### Supplied text:
There are three positive ways of getting a behavior - capturing, luring, and shaping. Of these, shaping is by far the most difficult - and the most fun. With shaping, you can literally teach your dog to perform any behavior he is physically capable of doing. Shaping will bring you closer to seeing into your dog's thoughts than you ever thought possible.
Whether you've heard about shaping and don't know what all the fuss is about, or you're just not confident in your ability to form this very special relationship with your dog, we'll be here to help you master each step along the way. Materials for this class are as prepared by instructor Sue Ailsby (now retired). Sue's materials along side homework feedback from FDSA instructor Heather Lawson will help you work through the process - selecting appropriate exercises to start with, introducing the clicker, and helping you develop your timing and criteria. In this fun, educational, and entertaining class, you'll be able to watch your training skills skyrocket while introducing you to a smart, willing, exciting, intelligent partner - your own dog!
NOTE: Class lecture materials are as originally prepared by Sue Ailsby who has now retired from active teaching. Sue will not participate in any of the homework or discussion forums. All class forum feedback will be handled by FDSA instructor Heather Lawson.

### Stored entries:
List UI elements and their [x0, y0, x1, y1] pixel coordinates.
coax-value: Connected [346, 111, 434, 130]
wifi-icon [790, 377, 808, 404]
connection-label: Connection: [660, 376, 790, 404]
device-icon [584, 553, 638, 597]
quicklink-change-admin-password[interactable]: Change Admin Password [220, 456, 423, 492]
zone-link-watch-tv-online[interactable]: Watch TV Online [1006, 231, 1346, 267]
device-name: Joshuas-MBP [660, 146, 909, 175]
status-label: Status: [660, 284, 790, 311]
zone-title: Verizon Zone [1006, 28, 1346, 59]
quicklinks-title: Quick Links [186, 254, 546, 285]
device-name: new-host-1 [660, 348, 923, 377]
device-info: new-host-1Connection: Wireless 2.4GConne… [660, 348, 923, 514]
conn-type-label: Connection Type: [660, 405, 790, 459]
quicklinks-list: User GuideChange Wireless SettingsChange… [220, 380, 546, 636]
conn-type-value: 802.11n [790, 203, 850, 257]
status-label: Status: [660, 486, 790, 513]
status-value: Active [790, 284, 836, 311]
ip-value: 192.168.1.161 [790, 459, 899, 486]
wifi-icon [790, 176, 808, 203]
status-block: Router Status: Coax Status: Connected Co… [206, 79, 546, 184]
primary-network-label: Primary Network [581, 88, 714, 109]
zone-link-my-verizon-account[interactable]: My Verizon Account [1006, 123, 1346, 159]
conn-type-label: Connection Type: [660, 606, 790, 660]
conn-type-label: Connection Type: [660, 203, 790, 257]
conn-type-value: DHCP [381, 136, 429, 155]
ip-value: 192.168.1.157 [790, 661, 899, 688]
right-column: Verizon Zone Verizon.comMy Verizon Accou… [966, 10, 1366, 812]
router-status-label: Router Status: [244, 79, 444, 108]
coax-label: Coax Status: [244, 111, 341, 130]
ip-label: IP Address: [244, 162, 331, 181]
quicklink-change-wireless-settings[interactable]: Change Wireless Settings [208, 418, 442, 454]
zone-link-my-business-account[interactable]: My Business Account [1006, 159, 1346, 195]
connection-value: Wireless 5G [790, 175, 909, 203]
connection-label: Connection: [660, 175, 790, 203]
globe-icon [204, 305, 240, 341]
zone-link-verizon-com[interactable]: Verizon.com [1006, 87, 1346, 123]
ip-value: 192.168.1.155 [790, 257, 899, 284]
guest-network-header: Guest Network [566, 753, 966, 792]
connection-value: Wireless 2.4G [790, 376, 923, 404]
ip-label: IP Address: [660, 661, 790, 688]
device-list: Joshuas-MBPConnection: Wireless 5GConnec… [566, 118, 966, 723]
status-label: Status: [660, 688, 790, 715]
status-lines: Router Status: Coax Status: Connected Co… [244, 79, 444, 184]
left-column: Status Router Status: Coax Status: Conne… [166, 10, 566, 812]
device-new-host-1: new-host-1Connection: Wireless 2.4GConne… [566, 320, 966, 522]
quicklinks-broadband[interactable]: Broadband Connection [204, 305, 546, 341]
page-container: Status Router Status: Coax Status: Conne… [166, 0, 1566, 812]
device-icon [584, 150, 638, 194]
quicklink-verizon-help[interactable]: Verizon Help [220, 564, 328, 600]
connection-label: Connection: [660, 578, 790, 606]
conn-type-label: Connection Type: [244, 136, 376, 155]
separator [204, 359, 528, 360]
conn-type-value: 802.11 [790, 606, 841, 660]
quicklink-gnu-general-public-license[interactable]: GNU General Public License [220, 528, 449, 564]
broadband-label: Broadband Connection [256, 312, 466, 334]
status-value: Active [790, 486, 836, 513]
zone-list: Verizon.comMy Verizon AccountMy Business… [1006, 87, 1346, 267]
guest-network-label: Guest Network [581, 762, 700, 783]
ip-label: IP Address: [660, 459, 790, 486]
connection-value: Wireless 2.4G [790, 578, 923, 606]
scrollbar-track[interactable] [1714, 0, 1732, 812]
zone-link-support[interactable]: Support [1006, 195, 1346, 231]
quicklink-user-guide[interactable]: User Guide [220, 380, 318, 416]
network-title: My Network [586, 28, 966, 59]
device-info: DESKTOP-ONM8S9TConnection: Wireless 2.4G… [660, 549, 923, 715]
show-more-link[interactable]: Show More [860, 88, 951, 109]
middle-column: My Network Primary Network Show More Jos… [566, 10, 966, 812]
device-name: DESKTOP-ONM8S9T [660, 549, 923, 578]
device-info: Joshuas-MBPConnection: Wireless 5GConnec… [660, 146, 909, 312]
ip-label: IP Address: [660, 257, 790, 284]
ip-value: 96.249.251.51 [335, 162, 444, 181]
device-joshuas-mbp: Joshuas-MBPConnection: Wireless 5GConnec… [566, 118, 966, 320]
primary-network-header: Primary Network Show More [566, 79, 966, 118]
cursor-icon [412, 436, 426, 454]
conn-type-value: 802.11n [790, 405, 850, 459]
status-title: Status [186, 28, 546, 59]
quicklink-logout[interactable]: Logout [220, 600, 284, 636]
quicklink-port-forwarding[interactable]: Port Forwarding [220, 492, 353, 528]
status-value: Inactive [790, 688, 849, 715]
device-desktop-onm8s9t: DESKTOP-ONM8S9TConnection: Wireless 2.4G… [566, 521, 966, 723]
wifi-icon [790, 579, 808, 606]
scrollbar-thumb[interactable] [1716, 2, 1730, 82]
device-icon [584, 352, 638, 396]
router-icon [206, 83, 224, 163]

### Exercise tasks:
a: Name the three positive ways of getting a behavior that the shaping class description lists.
b: Reproduce the stored entries verbatim, from the first line of the records up to and including the line containing "418, 442, 454]".

### Exercise responses:
a: capturing, luring, shaping

b:
List UI elements and their [x0, y0, x1, y1] pixel coordinates.
coax-value: Connected [346, 111, 434, 130]
wifi-icon [790, 377, 808, 404]
connection-label: Connection: [660, 376, 790, 404]
device-icon [584, 553, 638, 597]
quicklink-change-admin-password[interactable]: Change Admin Password [220, 456, 423, 492]
zone-link-watch-tv-online[interactable]: Watch TV Online [1006, 231, 1346, 267]
device-name: Joshuas-MBP [660, 146, 909, 175]
status-label: Status: [660, 284, 790, 311]
zone-title: Verizon Zone [1006, 28, 1346, 59]
quicklinks-title: Quick Links [186, 254, 546, 285]
device-name: new-host-1 [660, 348, 923, 377]
device-info: new-host-1Connection: Wireless 2.4GConne… [660, 348, 923, 514]
conn-type-label: Connection Type: [660, 405, 790, 459]
quicklinks-list: User GuideChange Wireless SettingsChange… [220, 380, 546, 636]
conn-type-value: 802.11n [790, 203, 850, 257]
status-label: Status: [660, 486, 790, 513]
status-value: Active [790, 284, 836, 311]
ip-value: 192.168.1.161 [790, 459, 899, 486]
wifi-icon [790, 176, 808, 203]
status-block: Router Status: Coax Status: Connected Co… [206, 79, 546, 184]
primary-network-label: Primary Network [581, 88, 714, 109]
zone-link-my-verizon-account[interactable]: My Verizon Account [1006, 123, 1346, 159]
conn-type-label: Connection Type: [660, 606, 790, 660]
conn-type-label: Connection Type: [660, 203, 790, 257]
conn-type-value: DHCP [381, 136, 429, 155]
ip-value: 192.168.1.157 [790, 661, 899, 688]
right-column: Verizon Zone Verizon.comMy Verizon Accou… [966, 10, 1366, 812]
router-status-label: Router Status: [244, 79, 444, 108]
coax-label: Coax Status: [244, 111, 341, 130]
ip-label: IP Address: [244, 162, 331, 181]
quicklink-change-wireless-settings[interactable]: Change Wireless Settings [208, 418, 442, 454]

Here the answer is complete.